### TASK PROMPT:
Extract the text of every entry below exactly; leave images out.

--- Begin PROVIDED RECORDS ---

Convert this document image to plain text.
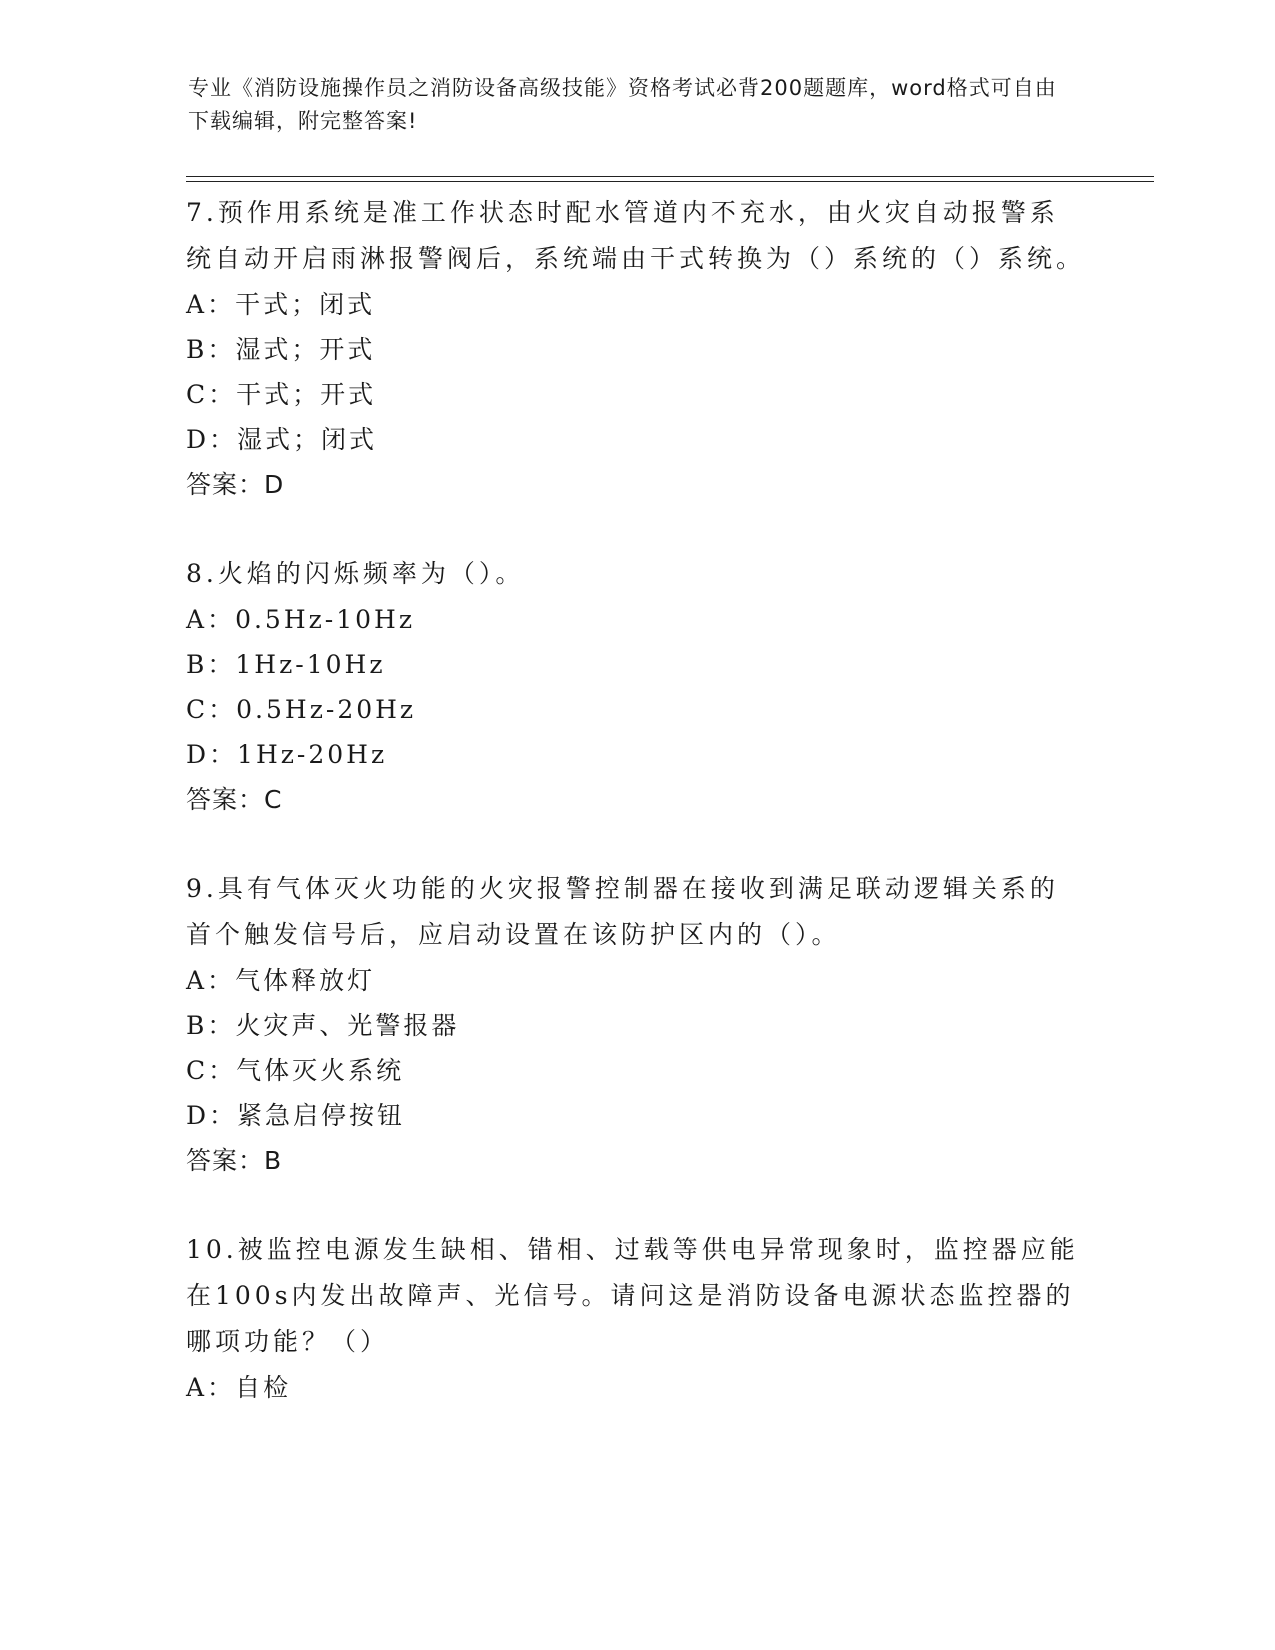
专业《消防设施操作员之消防设备高级技能》资格考试必背200题题库，word格式可自由下载编辑，附完整答案!

7.预作用系统是准工作状态时配水管道内不充水，由火灾自动报警系统自动开启雨淋报警阀后，系统端由干式转换为（）系统的（）系统。

A： 干式；闭式
B： 湿式；开式
C： 干式；开式
D： 湿式；闭式
答案：D

8.火焰的闪烁频率为（）。

A： 0.5Hz-10Hz
B： 1Hz-10Hz
C： 0.5Hz-20Hz
D： 1Hz-20Hz
答案：C

9.具有气体灭火功能的火灾报警控制器在接收到满足联动逻辑关系的首个触发信号后，应启动设置在该防护区内的（）。

A： 气体释放灯
B： 火灾声、光警报器
C： 气体灭火系统
D： 紧急启停按钮
答案：B

10.被监控电源发生缺相、错相、过载等供电异常现象时，监控器应能在100s内发出故障声、光信号。请问这是消防设备电源状态监控器的哪项功能？（）

A： 自检
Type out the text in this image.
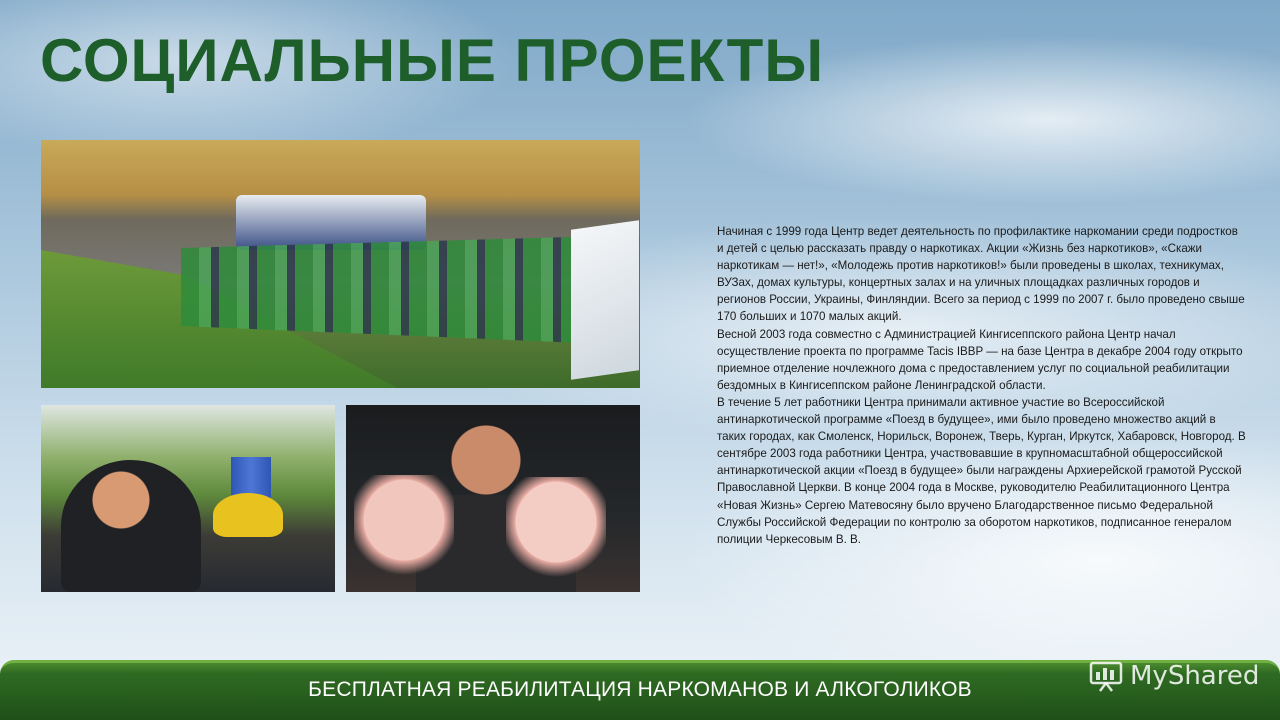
СОЦИАЛЬНЫЕ ПРОЕКТЫ

Начиная с 1999 года Центр ведет деятельность по профилактике наркомании среди подростков и детей с целью рассказать правду о наркотиках. Акции «Жизнь без наркотиков», «Скажи наркотикам — нет!», «Молодежь против наркотиков!» были проведены в школах, техникумах, ВУЗах, домах культуры, концертных залах и на уличных площадках различных городов и регионов России, Украины, Финляндии. Всего за период с 1999 по 2007 г. было проведено свыше 170 больших и 1070 малых акций.

Весной 2003 года совместно с Администрацией Кингисеппского района Центр начал осуществление проекта по программе Tacis IBBP — на базе Центра в декабре 2004 году открыто приемное отделение ночлежного дома с предоставлением услуг по социальной реабилитации бездомных в Кингисеппском районе Ленинградской области.

В течение 5 лет работники Центра принимали активное участие во Всероссийской антинаркотической программе «Поезд в будущее», ими было проведено множество акций в таких городах, как Смоленск, Норильск, Воронеж, Тверь, Курган, Иркутск, Хабаровск, Новгород. В сентябре 2003 года работники Центра, участвовавшие в крупномасштабной общероссийской антинаркотической акции «Поезд в будущее» были награждены Архиерейской грамотой Русской Православной Церкви. В конце 2004 года в Москве, руководителю Реабилитационного Центра «Новая Жизнь» Сергею Матевосяну было вручено Благодарственное письмо Федеральной Службы Российской Федерации по контролю за оборотом наркотиков, подписанное генералом полиции Черкесовым В. В.

БЕСПЛАТНАЯ РЕАБИЛИТАЦИЯ НАРКОМАНОВ И АЛКОГОЛИКОВ	MyShared
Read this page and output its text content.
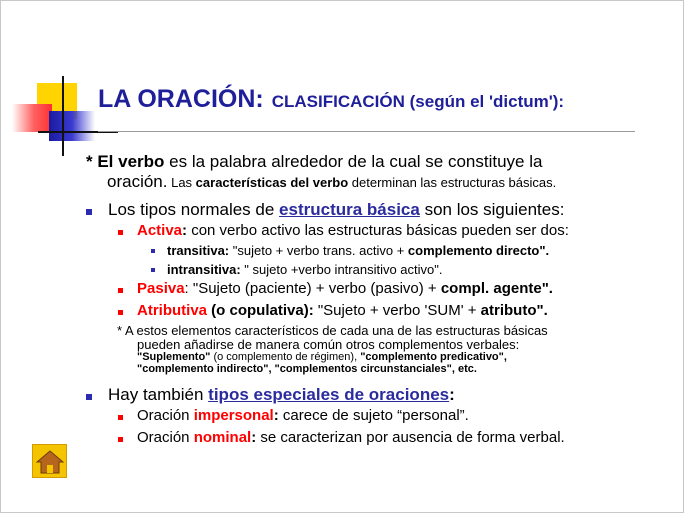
LA ORACIÓN: CLASIFICACIÓN (según el 'dictum'):
* El verbo es la palabra alrededor de la cual se constituye la
oración. Las características del verbo determinan las estructuras básicas.
Los tipos normales de estructura básica son los siguientes:
Activa: con verbo activo las estructuras básicas pueden ser dos:
transitiva: "sujeto + verbo trans. activo + complemento directo".
intransitiva: " sujeto +verbo intransitivo activo".
Pasiva: "Sujeto (paciente) + verbo (pasivo) + compl. agente".
Atributiva (o copulativa): "Sujeto + verbo 'SUM' + atributo".
* A estos elementos característicos de cada una de las estructuras básicas
pueden añadirse de manera común otros complementos verbales:
"Suplemento" (o complemento de régimen), "complemento predicativo",
"complemento indirecto", "complementos circunstanciales", etc.
Hay también tipos especiales de oraciones:
Oración impersonal: carece de sujeto “personal”.
Oración nominal: se caracterizan por ausencia de forma verbal.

--- End PROVIDED RECORDS ---

### WRITTEN RESPONSE:
Convert this document image to plain text.
专业《消防设施操作员之消防设备高级技能》资格考试必背200题题库，word格式可自由下载编辑，附完整答案!

7.预作用系统是准工作状态时配水管道内不充水，由火灾自动报警系统自动开启雨淋报警阀后，系统端由干式转换为（）系统的（）系统。

A： 干式；闭式
B： 湿式；开式
C： 干式；开式
D： 湿式；闭式
答案：D

8.火焰的闪烁频率为（）。

A： 0.5Hz-10Hz
B： 1Hz-10Hz
C： 0.5Hz-20Hz
D： 1Hz-20Hz
答案：C

9.具有气体灭火功能的火灾报警控制器在接收到满足联动逻辑关系的首个触发信号后，应启动设置在该防护区内的（）。

A： 气体释放灯
B： 火灾声、光警报器
C： 气体灭火系统
D： 紧急启停按钮
答案：B

10.被监控电源发生缺相、错相、过载等供电异常现象时，监控器应能在100s内发出故障声、光信号。请问这是消防设备电源状态监控器的哪项功能？（）

A： 自检
Type out the text in this image.
СОЦИАЛЬНЫЕ ПРОЕКТЫ

Начиная с 1999 года Центр ведет деятельность по профилактике наркомании среди подростков и детей с целью рассказать правду о наркотиках. Акции «Жизнь без наркотиков», «Скажи наркотикам — нет!», «Молодежь против наркотиков!» были проведены в школах, техникумах, ВУЗах, домах культуры, концертных залах и на уличных площадках различных городов и регионов России, Украины, Финляндии. Всего за период с 1999 по 2007 г. было проведено свыше 170 больших и 1070 малых акций.

Весной 2003 года совместно с Администрацией Кингисеппского района Центр начал осуществление проекта по программе Tacis IBBP — на базе Центра в декабре 2004 году открыто приемное отделение ночлежного дома с предоставлением услуг по социальной реабилитации бездомных в Кингисеппском районе Ленинградской области.

В течение 5 лет работники Центра принимали активное участие во Всероссийской антинаркотической программе «Поезд в будущее», ими было проведено множество акций в таких городах, как Смоленск, Норильск, Воронеж, Тверь, Курган, Иркутск, Хабаровск, Новгород. В сентябре 2003 года работники Центра, участвовавшие в крупномасштабной общероссийской антинаркотической акции «Поезд в будущее» были награждены Архиерейской грамотой Русской Православной Церкви. В конце 2004 года в Москве, руководителю Реабилитационного Центра «Новая Жизнь» Сергею Матевосяну было вручено Благодарственное письмо Федеральной Службы Российской Федерации по контролю за оборотом наркотиков, подписанное генералом полиции Черкесовым В. В.

БЕСПЛАТНАЯ РЕАБИЛИТАЦИЯ НАРКОМАНОВ И АЛКОГОЛИКОВ	MyShared
Read this page and output its text content.
LA ORACIÓN: CLASIFICACIÓN (según el 'dictum'):
* El verbo es la palabra alrededor de la cual se constituye la
oración. Las características del verbo determinan las estructuras básicas.
Los tipos normales de estructura básica son los siguientes:
Activa: con verbo activo las estructuras básicas pueden ser dos:
transitiva: "sujeto + verbo trans. activo + complemento directo".
intransitiva: " sujeto +verbo intransitivo activo".
Pasiva: "Sujeto (paciente) + verbo (pasivo) + compl. agente".
Atributiva (o copulativa): "Sujeto + verbo 'SUM' + atributo".
* A estos elementos característicos de cada una de las estructuras básicas
pueden añadirse de manera común otros complementos verbales:
"Suplemento" (o complemento de régimen), "complemento predicativo",
"complemento indirecto", "complementos circunstanciales", etc.
Hay también tipos especiales de oraciones:
Oración impersonal: carece de sujeto “personal”.
Oración nominal: se caracterizan por ausencia de forma verbal.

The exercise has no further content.